▶ _Work to do_
Transcribe every line of the listing below without any deviation.

Stored data
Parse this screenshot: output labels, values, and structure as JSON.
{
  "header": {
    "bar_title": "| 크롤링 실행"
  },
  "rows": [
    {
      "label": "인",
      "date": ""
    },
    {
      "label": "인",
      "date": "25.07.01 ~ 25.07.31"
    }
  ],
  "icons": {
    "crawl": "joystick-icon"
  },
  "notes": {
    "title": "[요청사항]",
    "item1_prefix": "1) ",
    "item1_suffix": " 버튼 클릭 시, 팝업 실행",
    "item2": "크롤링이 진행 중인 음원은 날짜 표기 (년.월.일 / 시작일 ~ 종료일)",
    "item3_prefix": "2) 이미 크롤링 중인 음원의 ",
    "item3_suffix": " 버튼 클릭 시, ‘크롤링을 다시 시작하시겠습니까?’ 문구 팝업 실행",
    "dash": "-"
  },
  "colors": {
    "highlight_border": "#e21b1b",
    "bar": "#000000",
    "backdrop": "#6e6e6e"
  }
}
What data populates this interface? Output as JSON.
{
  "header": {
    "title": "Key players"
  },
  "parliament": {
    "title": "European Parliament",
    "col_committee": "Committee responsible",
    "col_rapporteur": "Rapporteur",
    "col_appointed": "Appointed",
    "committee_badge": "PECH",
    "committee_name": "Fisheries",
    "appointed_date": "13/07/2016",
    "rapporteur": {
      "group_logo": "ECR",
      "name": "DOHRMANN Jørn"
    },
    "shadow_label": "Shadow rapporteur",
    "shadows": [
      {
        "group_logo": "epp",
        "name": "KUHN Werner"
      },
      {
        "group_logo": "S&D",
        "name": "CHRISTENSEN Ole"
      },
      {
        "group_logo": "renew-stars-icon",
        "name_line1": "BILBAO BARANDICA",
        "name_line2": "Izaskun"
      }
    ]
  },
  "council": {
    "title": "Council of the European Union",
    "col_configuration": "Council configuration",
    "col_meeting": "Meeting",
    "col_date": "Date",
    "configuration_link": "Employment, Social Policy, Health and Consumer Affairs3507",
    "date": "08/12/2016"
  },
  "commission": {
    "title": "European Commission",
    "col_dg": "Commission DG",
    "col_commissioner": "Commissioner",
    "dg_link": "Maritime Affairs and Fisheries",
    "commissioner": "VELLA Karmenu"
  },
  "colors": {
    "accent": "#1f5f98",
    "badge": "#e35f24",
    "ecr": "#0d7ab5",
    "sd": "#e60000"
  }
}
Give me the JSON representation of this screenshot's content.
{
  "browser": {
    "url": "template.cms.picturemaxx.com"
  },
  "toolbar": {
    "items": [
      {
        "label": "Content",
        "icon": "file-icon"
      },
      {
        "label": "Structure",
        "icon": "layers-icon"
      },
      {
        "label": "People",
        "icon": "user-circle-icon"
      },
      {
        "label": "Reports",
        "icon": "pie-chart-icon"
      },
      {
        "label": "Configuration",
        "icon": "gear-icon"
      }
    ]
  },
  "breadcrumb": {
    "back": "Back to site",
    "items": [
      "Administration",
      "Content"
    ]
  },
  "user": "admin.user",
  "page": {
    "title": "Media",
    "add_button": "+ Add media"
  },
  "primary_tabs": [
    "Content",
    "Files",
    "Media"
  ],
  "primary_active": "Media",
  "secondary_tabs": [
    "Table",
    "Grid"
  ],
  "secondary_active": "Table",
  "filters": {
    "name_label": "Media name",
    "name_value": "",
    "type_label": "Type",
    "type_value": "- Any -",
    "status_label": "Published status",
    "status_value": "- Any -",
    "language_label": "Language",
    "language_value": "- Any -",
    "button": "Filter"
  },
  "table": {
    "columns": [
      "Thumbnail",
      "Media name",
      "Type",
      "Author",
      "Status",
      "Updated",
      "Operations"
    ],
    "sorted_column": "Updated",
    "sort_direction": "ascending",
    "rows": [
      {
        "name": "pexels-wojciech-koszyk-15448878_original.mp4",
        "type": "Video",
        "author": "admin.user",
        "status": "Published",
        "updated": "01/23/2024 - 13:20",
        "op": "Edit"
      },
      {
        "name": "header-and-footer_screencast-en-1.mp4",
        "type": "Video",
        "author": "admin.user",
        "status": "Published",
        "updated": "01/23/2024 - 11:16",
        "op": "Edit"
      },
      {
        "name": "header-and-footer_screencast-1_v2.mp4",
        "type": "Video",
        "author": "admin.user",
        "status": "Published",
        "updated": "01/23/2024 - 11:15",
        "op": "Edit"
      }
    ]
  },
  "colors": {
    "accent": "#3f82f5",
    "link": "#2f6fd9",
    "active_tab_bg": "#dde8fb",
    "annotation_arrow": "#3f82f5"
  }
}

▶ _Result_
Parse this screenshot: output labels, values, and structure as JSON.
{
  "header": {
    "bar_title": "| 크롤링 실행"
  },
  "rows": [
    {
      "label": "인",
      "date": ""
    },
    {
      "label": "인",
      "date": "25.07.01 ~ 25.07.31"
    }
  ],
  "icons": {
    "crawl": "joystick-icon"
  },
  "notes": {
    "title": "[요청사항]",
    "item1_prefix": "1) ",
    "item1_suffix": " 버튼 클릭 시, 팝업 실행",
    "item2": "크롤링이 진행 중인 음원은 날짜 표기 (년.월.일 / 시작일 ~ 종료일)",
    "item3_prefix": "2) 이미 크롤링 중인 음원의 ",
    "item3_suffix": " 버튼 클릭 시, ‘크롤링을 다시 시작하시겠습니까?’ 문구 팝업 실행",
    "dash": "-"
  },
  "colors": {
    "highlight_border": "#e21b1b",
    "bar": "#000000",
    "backdrop": "#6e6e6e"
  }
}
What data populates this interface? Output as JSON.
{
  "header": {
    "title": "Key players"
  },
  "parliament": {
    "title": "European Parliament",
    "col_committee": "Committee responsible",
    "col_rapporteur": "Rapporteur",
    "col_appointed": "Appointed",
    "committee_badge": "PECH",
    "committee_name": "Fisheries",
    "appointed_date": "13/07/2016",
    "rapporteur": {
      "group_logo": "ECR",
      "name": "DOHRMANN Jørn"
    },
    "shadow_label": "Shadow rapporteur",
    "shadows": [
      {
        "group_logo": "epp",
        "name": "KUHN Werner"
      },
      {
        "group_logo": "S&D",
        "name": "CHRISTENSEN Ole"
      },
      {
        "group_logo": "renew-stars-icon",
        "name_line1": "BILBAO BARANDICA",
        "name_line2": "Izaskun"
      }
    ]
  },
  "council": {
    "title": "Council of the European Union",
    "col_configuration": "Council configuration",
    "col_meeting": "Meeting",
    "col_date": "Date",
    "configuration_link": "Employment, Social Policy, Health and Consumer Affairs3507",
    "date": "08/12/2016"
  },
  "commission": {
    "title": "European Commission",
    "col_dg": "Commission DG",
    "col_commissioner": "Commissioner",
    "dg_link": "Maritime Affairs and Fisheries",
    "commissioner": "VELLA Karmenu"
  },
  "colors": {
    "accent": "#1f5f98",
    "badge": "#e35f24",
    "ecr": "#0d7ab5",
    "sd": "#e60000"
  }
}
Give me the JSON representation of this screenshot's content.
{
  "browser": {
    "url": "template.cms.picturemaxx.com"
  },
  "toolbar": {
    "items": [
      {
        "label": "Content",
        "icon": "file-icon"
      },
      {
        "label": "Structure",
        "icon": "layers-icon"
      },
      {
        "label": "People",
        "icon": "user-circle-icon"
      },
      {
        "label": "Reports",
        "icon": "pie-chart-icon"
      },
      {
        "label": "Configuration",
        "icon": "gear-icon"
      }
    ]
  },
  "breadcrumb": {
    "back": "Back to site",
    "items": [
      "Administration",
      "Content"
    ]
  },
  "user": "admin.user",
  "page": {
    "title": "Media",
    "add_button": "+ Add media"
  },
  "primary_tabs": [
    "Content",
    "Files",
    "Media"
  ],
  "primary_active": "Media",
  "secondary_tabs": [
    "Table",
    "Grid"
  ],
  "secondary_active": "Table",
  "filters": {
    "name_label": "Media name",
    "name_value": "",
    "type_label": "Type",
    "type_value": "- Any -",
    "status_label": "Published status",
    "status_value": "- Any -",
    "language_label": "Language",
    "language_value": "- Any -",
    "button": "Filter"
  },
  "table": {
    "columns": [
      "Thumbnail",
      "Media name",
      "Type",
      "Author",
      "Status",
      "Updated",
      "Operations"
    ],
    "sorted_column": "Updated",
    "sort_direction": "ascending",
    "rows": [
      {
        "name": "pexels-wojciech-koszyk-15448878_original.mp4",
        "type": "Video",
        "author": "admin.user",
        "status": "Published",
        "updated": "01/23/2024 - 13:20",
        "op": "Edit"
      },
      {
        "name": "header-and-footer_screencast-en-1.mp4",
        "type": "Video",
        "author": "admin.user",
        "status": "Published",
        "updated": "01/23/2024 - 11:16",
        "op": "Edit"
      },
      {
        "name": "header-and-footer_screencast-1_v2.mp4",
        "type": "Video",
        "author": "admin.user",
        "status": "Published",
        "updated": "01/23/2024 - 11:15",
        "op": "Edit"
      }
    ]
  },
  "colors": {
    "accent": "#3f82f5",
    "link": "#2f6fd9",
    "active_tab_bg": "#dde8fb",
    "annotation_arrow": "#3f82f5"
  }
}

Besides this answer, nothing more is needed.